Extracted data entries

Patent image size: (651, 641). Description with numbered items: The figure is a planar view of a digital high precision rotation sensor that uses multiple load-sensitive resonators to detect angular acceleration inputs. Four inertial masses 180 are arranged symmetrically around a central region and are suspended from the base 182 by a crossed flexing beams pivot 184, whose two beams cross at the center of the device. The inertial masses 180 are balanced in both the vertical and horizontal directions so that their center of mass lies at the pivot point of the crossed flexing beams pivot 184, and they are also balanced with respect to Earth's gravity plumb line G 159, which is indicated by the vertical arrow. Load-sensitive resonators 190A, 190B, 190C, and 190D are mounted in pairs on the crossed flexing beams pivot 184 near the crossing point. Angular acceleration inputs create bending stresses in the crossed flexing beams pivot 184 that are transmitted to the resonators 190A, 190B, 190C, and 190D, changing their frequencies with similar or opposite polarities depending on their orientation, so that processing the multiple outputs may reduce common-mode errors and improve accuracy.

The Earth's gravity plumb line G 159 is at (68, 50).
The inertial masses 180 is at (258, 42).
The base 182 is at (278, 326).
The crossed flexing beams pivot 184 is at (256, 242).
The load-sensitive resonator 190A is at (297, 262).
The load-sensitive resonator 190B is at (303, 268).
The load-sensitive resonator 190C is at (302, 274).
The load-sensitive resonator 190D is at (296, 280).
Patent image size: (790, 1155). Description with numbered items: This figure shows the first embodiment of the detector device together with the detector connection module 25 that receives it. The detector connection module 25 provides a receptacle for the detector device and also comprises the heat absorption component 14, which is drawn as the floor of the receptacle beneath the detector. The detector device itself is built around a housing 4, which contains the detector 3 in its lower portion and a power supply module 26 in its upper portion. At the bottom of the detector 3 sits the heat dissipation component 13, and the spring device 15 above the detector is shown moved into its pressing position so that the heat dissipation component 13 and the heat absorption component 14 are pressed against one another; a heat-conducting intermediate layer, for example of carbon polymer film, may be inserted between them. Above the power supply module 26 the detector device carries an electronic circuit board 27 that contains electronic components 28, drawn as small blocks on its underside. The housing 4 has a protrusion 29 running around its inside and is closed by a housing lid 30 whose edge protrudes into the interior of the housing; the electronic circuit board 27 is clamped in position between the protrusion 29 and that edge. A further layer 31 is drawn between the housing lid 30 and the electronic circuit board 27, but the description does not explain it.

• **INSTRUCTION**:
Please quote the items from the start through the line containing "The load-sensitive resonator 190A", including that line, exactly.

• **ANSWER**:
Patent image size: (651, 641). Description with numbered items: The figure is a planar view of a digital high precision rotation sensor that uses multiple load-sensitive resonators to detect angular acceleration inputs. Four inertial masses 180 are arranged symmetrically around a central region and are suspended from the base 182 by a crossed flexing beams pivot 184, whose two beams cross at the center of the device. The inertial masses 180 are balanced in both the vertical and horizontal directions so that their center of mass lies at the pivot point of the crossed flexing beams pivot 184, and they are also balanced with respect to Earth's gravity plumb line G 159, which is indicated by the vertical arrow. Load-sensitive resonators 190A, 190B, 190C, and 190D are mounted in pairs on the crossed flexing beams pivot 184 near the crossing point. Angular acceleration inputs create bending stresses in the crossed flexing beams pivot 184 that are transmitted to the resonators 190A, 190B, 190C, and 190D, changing their frequencies with similar or opposite polarities depending on their orientation, so that processing the multiple outputs may reduce common-mode errors and improve accuracy.

The Earth's gravity plumb line G 159 is at (68, 50).
The inertial masses 180 is at (258, 42).
The base 182 is at (278, 326).
The crossed flexing beams pivot 184 is at (256, 242).
The load-sensitive resonator 190A is at (297, 262).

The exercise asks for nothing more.